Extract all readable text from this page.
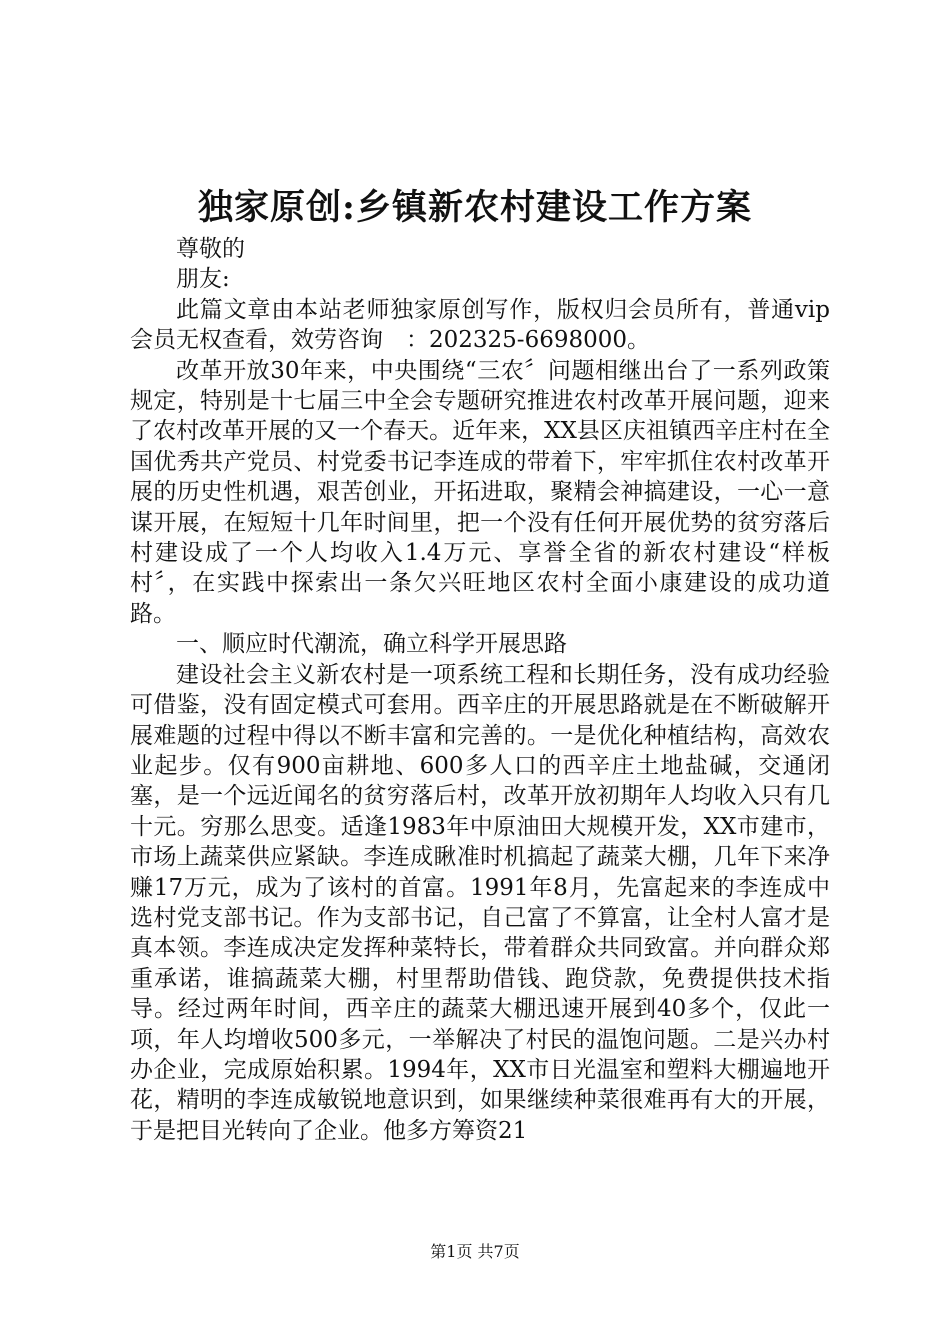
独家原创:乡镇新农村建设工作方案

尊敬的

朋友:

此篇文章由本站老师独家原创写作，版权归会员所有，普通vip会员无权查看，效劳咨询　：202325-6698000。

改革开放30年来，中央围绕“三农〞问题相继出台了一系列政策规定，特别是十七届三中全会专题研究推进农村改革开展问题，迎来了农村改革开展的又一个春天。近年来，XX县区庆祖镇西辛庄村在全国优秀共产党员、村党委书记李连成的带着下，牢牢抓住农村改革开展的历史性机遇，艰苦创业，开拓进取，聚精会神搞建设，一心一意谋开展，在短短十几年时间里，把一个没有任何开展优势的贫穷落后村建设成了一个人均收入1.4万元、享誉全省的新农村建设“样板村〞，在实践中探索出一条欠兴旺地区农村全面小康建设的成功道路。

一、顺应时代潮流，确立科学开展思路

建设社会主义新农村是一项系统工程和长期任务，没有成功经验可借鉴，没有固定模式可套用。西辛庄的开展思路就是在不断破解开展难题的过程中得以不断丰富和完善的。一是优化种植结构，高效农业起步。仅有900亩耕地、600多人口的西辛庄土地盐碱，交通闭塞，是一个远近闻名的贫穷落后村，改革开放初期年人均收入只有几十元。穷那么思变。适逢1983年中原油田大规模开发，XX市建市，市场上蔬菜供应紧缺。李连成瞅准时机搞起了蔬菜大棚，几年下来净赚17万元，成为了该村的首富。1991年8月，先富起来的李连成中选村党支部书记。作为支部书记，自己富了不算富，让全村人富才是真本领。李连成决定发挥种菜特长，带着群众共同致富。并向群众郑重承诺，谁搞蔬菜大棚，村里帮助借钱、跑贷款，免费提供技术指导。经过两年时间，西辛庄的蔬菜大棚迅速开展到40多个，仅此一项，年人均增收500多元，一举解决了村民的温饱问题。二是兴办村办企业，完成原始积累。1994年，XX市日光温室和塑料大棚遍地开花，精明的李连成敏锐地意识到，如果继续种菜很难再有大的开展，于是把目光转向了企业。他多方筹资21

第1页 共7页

+ + + + + + +

**Your task**. Set down every entry word for word, but omit the pictures.

**The reply**.
Extract all readable text from this page.
独家原创:乡镇新农村建设工作方案

尊敬的

朋友:

此篇文章由本站老师独家原创写作，版权归会员所有，普通vip会员无权查看，效劳咨询　：202325-6698000。

改革开放30年来，中央围绕“三农〞问题相继出台了一系列政策规定，特别是十七届三中全会专题研究推进农村改革开展问题，迎来了农村改革开展的又一个春天。近年来，XX县区庆祖镇西辛庄村在全国优秀共产党员、村党委书记李连成的带着下，牢牢抓住农村改革开展的历史性机遇，艰苦创业，开拓进取，聚精会神搞建设，一心一意谋开展，在短短十几年时间里，把一个没有任何开展优势的贫穷落后村建设成了一个人均收入1.4万元、享誉全省的新农村建设“样板村〞，在实践中探索出一条欠兴旺地区农村全面小康建设的成功道路。

一、顺应时代潮流，确立科学开展思路

建设社会主义新农村是一项系统工程和长期任务，没有成功经验可借鉴，没有固定模式可套用。西辛庄的开展思路就是在不断破解开展难题的过程中得以不断丰富和完善的。一是优化种植结构，高效农业起步。仅有900亩耕地、600多人口的西辛庄土地盐碱，交通闭塞，是一个远近闻名的贫穷落后村，改革开放初期年人均收入只有几十元。穷那么思变。适逢1983年中原油田大规模开发，XX市建市，市场上蔬菜供应紧缺。李连成瞅准时机搞起了蔬菜大棚，几年下来净赚17万元，成为了该村的首富。1991年8月，先富起来的李连成中选村党支部书记。作为支部书记，自己富了不算富，让全村人富才是真本领。李连成决定发挥种菜特长，带着群众共同致富。并向群众郑重承诺，谁搞蔬菜大棚，村里帮助借钱、跑贷款，免费提供技术指导。经过两年时间，西辛庄的蔬菜大棚迅速开展到40多个，仅此一项，年人均增收500多元，一举解决了村民的温饱问题。二是兴办村办企业，完成原始积累。1994年，XX市日光温室和塑料大棚遍地开花，精明的李连成敏锐地意识到，如果继续种菜很难再有大的开展，于是把目光转向了企业。他多方筹资21

第1页 共7页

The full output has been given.